Retype the material in full, keeping every word the same.

** Start of Data supplied **

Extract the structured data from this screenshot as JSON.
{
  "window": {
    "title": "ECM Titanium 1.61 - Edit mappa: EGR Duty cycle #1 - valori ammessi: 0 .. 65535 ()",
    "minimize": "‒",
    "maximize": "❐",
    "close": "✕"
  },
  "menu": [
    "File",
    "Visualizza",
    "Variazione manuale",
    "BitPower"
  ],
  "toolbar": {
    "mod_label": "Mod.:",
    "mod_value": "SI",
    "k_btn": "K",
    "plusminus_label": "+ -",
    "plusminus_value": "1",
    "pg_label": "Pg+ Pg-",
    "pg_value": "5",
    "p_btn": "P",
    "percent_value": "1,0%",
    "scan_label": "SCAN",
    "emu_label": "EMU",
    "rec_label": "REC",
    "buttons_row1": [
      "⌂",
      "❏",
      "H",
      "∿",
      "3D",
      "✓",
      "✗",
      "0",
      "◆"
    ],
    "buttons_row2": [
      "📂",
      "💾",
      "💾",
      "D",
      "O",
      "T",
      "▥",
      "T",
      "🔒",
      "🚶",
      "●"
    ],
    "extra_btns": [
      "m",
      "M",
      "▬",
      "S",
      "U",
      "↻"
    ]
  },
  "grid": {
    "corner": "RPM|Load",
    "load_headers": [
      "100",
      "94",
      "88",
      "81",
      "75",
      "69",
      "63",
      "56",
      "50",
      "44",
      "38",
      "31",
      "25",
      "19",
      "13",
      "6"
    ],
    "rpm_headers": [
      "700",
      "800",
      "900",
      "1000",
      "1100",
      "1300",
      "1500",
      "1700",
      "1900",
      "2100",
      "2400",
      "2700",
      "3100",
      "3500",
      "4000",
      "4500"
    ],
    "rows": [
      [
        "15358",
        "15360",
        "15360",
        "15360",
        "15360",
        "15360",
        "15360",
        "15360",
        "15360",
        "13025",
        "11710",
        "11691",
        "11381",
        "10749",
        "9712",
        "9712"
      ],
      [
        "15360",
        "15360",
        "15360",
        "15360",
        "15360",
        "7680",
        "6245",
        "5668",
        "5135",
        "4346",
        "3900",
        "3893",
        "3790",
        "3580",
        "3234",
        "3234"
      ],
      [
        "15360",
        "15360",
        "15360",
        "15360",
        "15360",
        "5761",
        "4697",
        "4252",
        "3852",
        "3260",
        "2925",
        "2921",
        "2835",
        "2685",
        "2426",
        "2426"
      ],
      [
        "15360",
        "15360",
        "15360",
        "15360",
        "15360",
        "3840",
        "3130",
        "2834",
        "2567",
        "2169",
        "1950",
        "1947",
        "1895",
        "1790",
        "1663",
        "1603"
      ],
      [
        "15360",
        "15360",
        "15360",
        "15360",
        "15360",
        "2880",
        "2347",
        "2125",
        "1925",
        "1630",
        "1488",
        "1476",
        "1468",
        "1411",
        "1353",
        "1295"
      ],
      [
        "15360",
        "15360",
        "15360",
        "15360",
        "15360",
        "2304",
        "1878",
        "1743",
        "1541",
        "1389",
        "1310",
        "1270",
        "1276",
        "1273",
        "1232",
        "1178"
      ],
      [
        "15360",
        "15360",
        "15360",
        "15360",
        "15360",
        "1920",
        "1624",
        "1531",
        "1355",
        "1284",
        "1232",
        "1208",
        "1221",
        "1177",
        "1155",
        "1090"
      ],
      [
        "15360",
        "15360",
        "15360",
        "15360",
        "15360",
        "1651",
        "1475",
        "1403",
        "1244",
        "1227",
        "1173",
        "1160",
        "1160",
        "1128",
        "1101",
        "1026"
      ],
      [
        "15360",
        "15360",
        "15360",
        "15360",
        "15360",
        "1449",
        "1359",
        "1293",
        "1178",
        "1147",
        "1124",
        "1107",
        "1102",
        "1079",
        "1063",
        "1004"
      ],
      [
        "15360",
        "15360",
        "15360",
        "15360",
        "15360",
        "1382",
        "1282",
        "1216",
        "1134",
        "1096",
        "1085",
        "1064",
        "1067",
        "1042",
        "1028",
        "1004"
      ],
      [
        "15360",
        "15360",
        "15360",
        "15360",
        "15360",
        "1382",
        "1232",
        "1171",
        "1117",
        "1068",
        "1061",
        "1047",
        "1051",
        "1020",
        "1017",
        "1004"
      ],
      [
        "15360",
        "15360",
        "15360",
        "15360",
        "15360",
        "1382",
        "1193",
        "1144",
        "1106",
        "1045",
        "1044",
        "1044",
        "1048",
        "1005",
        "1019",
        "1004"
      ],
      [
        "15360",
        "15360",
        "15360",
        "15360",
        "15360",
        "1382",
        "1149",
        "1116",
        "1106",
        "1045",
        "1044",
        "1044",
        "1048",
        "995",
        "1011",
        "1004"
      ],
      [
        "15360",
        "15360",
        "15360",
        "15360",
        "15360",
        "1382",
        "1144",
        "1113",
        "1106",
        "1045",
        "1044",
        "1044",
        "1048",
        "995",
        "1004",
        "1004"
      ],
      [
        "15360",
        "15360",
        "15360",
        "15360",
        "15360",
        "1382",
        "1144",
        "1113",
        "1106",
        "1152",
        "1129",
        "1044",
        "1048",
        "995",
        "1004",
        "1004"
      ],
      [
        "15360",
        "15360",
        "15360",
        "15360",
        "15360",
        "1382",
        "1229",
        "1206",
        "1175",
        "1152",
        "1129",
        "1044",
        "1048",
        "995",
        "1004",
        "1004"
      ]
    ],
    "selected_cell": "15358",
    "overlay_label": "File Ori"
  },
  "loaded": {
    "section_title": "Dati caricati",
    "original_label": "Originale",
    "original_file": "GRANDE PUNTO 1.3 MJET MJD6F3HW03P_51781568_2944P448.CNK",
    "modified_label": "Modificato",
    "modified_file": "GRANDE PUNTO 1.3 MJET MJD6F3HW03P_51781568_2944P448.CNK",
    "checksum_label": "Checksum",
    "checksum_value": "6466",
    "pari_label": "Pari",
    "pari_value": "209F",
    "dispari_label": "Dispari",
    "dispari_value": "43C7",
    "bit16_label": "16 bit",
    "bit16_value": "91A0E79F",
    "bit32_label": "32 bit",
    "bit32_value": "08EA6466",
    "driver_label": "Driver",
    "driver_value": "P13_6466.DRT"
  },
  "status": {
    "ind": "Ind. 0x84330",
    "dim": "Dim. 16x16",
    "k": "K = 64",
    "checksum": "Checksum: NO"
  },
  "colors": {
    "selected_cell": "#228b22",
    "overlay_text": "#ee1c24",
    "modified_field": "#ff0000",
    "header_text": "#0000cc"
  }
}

** End of Data supplied **

• **Answer for the task**:
Extract the structured data from this screenshot as JSON.
{
  "window": {
    "title": "ECM Titanium 1.61 - Edit mappa: EGR Duty cycle #1 - valori ammessi: 0 .. 65535 ()",
    "minimize": "‒",
    "maximize": "❐",
    "close": "✕"
  },
  "menu": [
    "File",
    "Visualizza",
    "Variazione manuale",
    "BitPower"
  ],
  "toolbar": {
    "mod_label": "Mod.:",
    "mod_value": "SI",
    "k_btn": "K",
    "plusminus_label": "+ -",
    "plusminus_value": "1",
    "pg_label": "Pg+ Pg-",
    "pg_value": "5",
    "p_btn": "P",
    "percent_value": "1,0%",
    "scan_label": "SCAN",
    "emu_label": "EMU",
    "rec_label": "REC",
    "buttons_row1": [
      "⌂",
      "❏",
      "H",
      "∿",
      "3D",
      "✓",
      "✗",
      "0",
      "◆"
    ],
    "buttons_row2": [
      "📂",
      "💾",
      "💾",
      "D",
      "O",
      "T",
      "▥",
      "T",
      "🔒",
      "🚶",
      "●"
    ],
    "extra_btns": [
      "m",
      "M",
      "▬",
      "S",
      "U",
      "↻"
    ]
  },
  "grid": {
    "corner": "RPM|Load",
    "load_headers": [
      "100",
      "94",
      "88",
      "81",
      "75",
      "69",
      "63",
      "56",
      "50",
      "44",
      "38",
      "31",
      "25",
      "19",
      "13",
      "6"
    ],
    "rpm_headers": [
      "700",
      "800",
      "900",
      "1000",
      "1100",
      "1300",
      "1500",
      "1700",
      "1900",
      "2100",
      "2400",
      "2700",
      "3100",
      "3500",
      "4000",
      "4500"
    ],
    "rows": [
      [
        "15358",
        "15360",
        "15360",
        "15360",
        "15360",
        "15360",
        "15360",
        "15360",
        "15360",
        "13025",
        "11710",
        "11691",
        "11381",
        "10749",
        "9712",
        "9712"
      ],
      [
        "15360",
        "15360",
        "15360",
        "15360",
        "15360",
        "7680",
        "6245",
        "5668",
        "5135",
        "4346",
        "3900",
        "3893",
        "3790",
        "3580",
        "3234",
        "3234"
      ],
      [
        "15360",
        "15360",
        "15360",
        "15360",
        "15360",
        "5761",
        "4697",
        "4252",
        "3852",
        "3260",
        "2925",
        "2921",
        "2835",
        "2685",
        "2426",
        "2426"
      ],
      [
        "15360",
        "15360",
        "15360",
        "15360",
        "15360",
        "3840",
        "3130",
        "2834",
        "2567",
        "2169",
        "1950",
        "1947",
        "1895",
        "1790",
        "1663",
        "1603"
      ],
      [
        "15360",
        "15360",
        "15360",
        "15360",
        "15360",
        "2880",
        "2347",
        "2125",
        "1925",
        "1630",
        "1488",
        "1476",
        "1468",
        "1411",
        "1353",
        "1295"
      ],
      [
        "15360",
        "15360",
        "15360",
        "15360",
        "15360",
        "2304",
        "1878",
        "1743",
        "1541",
        "1389",
        "1310",
        "1270",
        "1276",
        "1273",
        "1232",
        "1178"
      ],
      [
        "15360",
        "15360",
        "15360",
        "15360",
        "15360",
        "1920",
        "1624",
        "1531",
        "1355",
        "1284",
        "1232",
        "1208",
        "1221",
        "1177",
        "1155",
        "1090"
      ],
      [
        "15360",
        "15360",
        "15360",
        "15360",
        "15360",
        "1651",
        "1475",
        "1403",
        "1244",
        "1227",
        "1173",
        "1160",
        "1160",
        "1128",
        "1101",
        "1026"
      ],
      [
        "15360",
        "15360",
        "15360",
        "15360",
        "15360",
        "1449",
        "1359",
        "1293",
        "1178",
        "1147",
        "1124",
        "1107",
        "1102",
        "1079",
        "1063",
        "1004"
      ],
      [
        "15360",
        "15360",
        "15360",
        "15360",
        "15360",
        "1382",
        "1282",
        "1216",
        "1134",
        "1096",
        "1085",
        "1064",
        "1067",
        "1042",
        "1028",
        "1004"
      ],
      [
        "15360",
        "15360",
        "15360",
        "15360",
        "15360",
        "1382",
        "1232",
        "1171",
        "1117",
        "1068",
        "1061",
        "1047",
        "1051",
        "1020",
        "1017",
        "1004"
      ],
      [
        "15360",
        "15360",
        "15360",
        "15360",
        "15360",
        "1382",
        "1193",
        "1144",
        "1106",
        "1045",
        "1044",
        "1044",
        "1048",
        "1005",
        "1019",
        "1004"
      ],
      [
        "15360",
        "15360",
        "15360",
        "15360",
        "15360",
        "1382",
        "1149",
        "1116",
        "1106",
        "1045",
        "1044",
        "1044",
        "1048",
        "995",
        "1011",
        "1004"
      ],
      [
        "15360",
        "15360",
        "15360",
        "15360",
        "15360",
        "1382",
        "1144",
        "1113",
        "1106",
        "1045",
        "1044",
        "1044",
        "1048",
        "995",
        "1004",
        "1004"
      ],
      [
        "15360",
        "15360",
        "15360",
        "15360",
        "15360",
        "1382",
        "1144",
        "1113",
        "1106",
        "1152",
        "1129",
        "1044",
        "1048",
        "995",
        "1004",
        "1004"
      ],
      [
        "15360",
        "15360",
        "15360",
        "15360",
        "15360",
        "1382",
        "1229",
        "1206",
        "1175",
        "1152",
        "1129",
        "1044",
        "1048",
        "995",
        "1004",
        "1004"
      ]
    ],
    "selected_cell": "15358",
    "overlay_label": "File Ori"
  },
  "loaded": {
    "section_title": "Dati caricati",
    "original_label": "Originale",
    "original_file": "GRANDE PUNTO 1.3 MJET MJD6F3HW03P_51781568_2944P448.CNK",
    "modified_label": "Modificato",
    "modified_file": "GRANDE PUNTO 1.3 MJET MJD6F3HW03P_51781568_2944P448.CNK",
    "checksum_label": "Checksum",
    "checksum_value": "6466",
    "pari_label": "Pari",
    "pari_value": "209F",
    "dispari_label": "Dispari",
    "dispari_value": "43C7",
    "bit16_label": "16 bit",
    "bit16_value": "91A0E79F",
    "bit32_label": "32 bit",
    "bit32_value": "08EA6466",
    "driver_label": "Driver",
    "driver_value": "P13_6466.DRT"
  },
  "status": {
    "ind": "Ind. 0x84330",
    "dim": "Dim. 16x16",
    "k": "K = 64",
    "checksum": "Checksum: NO"
  },
  "colors": {
    "selected_cell": "#228b22",
    "overlay_text": "#ee1c24",
    "modified_field": "#ff0000",
    "header_text": "#0000cc"
  }
}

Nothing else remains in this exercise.